[SHORT EXERCISE]: Copy every line, leaving nothing out and adding nothing.

Start of RECORDS SUPPLIED

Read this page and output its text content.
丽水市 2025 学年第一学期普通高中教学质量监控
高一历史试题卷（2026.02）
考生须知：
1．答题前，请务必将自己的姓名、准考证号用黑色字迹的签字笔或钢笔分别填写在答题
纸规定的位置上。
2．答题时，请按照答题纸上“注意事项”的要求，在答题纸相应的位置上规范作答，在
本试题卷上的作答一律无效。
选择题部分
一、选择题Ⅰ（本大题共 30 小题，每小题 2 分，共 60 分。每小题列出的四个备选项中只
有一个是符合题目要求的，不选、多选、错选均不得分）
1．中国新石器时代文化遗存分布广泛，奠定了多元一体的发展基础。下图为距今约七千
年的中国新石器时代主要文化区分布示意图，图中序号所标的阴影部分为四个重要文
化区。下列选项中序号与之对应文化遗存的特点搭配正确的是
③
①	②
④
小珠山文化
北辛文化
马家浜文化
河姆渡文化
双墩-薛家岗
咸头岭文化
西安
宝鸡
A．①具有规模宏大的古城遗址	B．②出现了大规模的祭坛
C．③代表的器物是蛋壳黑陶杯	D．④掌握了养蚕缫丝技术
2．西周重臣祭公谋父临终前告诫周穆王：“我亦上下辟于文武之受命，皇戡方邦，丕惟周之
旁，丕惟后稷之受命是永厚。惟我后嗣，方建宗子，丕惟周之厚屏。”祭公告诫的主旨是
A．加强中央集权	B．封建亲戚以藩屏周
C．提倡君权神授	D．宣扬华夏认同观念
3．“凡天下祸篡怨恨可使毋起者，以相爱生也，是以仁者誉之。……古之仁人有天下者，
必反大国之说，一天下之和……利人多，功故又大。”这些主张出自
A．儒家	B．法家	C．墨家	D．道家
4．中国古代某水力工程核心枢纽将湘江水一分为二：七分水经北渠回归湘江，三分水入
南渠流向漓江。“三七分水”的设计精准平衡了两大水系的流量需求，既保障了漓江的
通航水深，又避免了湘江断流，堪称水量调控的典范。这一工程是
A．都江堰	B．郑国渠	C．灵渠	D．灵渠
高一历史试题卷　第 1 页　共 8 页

End of RECORDS SUPPLIED

[EXERCISE SOLUTION]:
Read this page and output its text content.
丽水市 2025 学年第一学期普通高中教学质量监控
高一历史试题卷（2026.02）
考生须知：
1．答题前，请务必将自己的姓名、准考证号用黑色字迹的签字笔或钢笔分别填写在答题
纸规定的位置上。
2．答题时，请按照答题纸上“注意事项”的要求，在答题纸相应的位置上规范作答，在
本试题卷上的作答一律无效。
选择题部分
一、选择题Ⅰ（本大题共 30 小题，每小题 2 分，共 60 分。每小题列出的四个备选项中只
有一个是符合题目要求的，不选、多选、错选均不得分）
1．中国新石器时代文化遗存分布广泛，奠定了多元一体的发展基础。下图为距今约七千
年的中国新石器时代主要文化区分布示意图，图中序号所标的阴影部分为四个重要文
化区。下列选项中序号与之对应文化遗存的特点搭配正确的是
③
①	②
④
小珠山文化
北辛文化
马家浜文化
河姆渡文化
双墩-薛家岗
咸头岭文化
西安
宝鸡
A．①具有规模宏大的古城遗址	B．②出现了大规模的祭坛
C．③代表的器物是蛋壳黑陶杯	D．④掌握了养蚕缫丝技术
2．西周重臣祭公谋父临终前告诫周穆王：“我亦上下辟于文武之受命，皇戡方邦，丕惟周之
旁，丕惟后稷之受命是永厚。惟我后嗣，方建宗子，丕惟周之厚屏。”祭公告诫的主旨是
A．加强中央集权	B．封建亲戚以藩屏周
C．提倡君权神授	D．宣扬华夏认同观念
3．“凡天下祸篡怨恨可使毋起者，以相爱生也，是以仁者誉之。……古之仁人有天下者，
必反大国之说，一天下之和……利人多，功故又大。”这些主张出自
A．儒家	B．法家	C．墨家	D．道家
4．中国古代某水力工程核心枢纽将湘江水一分为二：七分水经北渠回归湘江，三分水入
南渠流向漓江。“三七分水”的设计精准平衡了两大水系的流量需求，既保障了漓江的
通航水深，又避免了湘江断流，堪称水量调控的典范。这一工程是
A．都江堰	B．郑国渠	C．灵渠	D．灵渠
高一历史试题卷　第 1 页　共 8 页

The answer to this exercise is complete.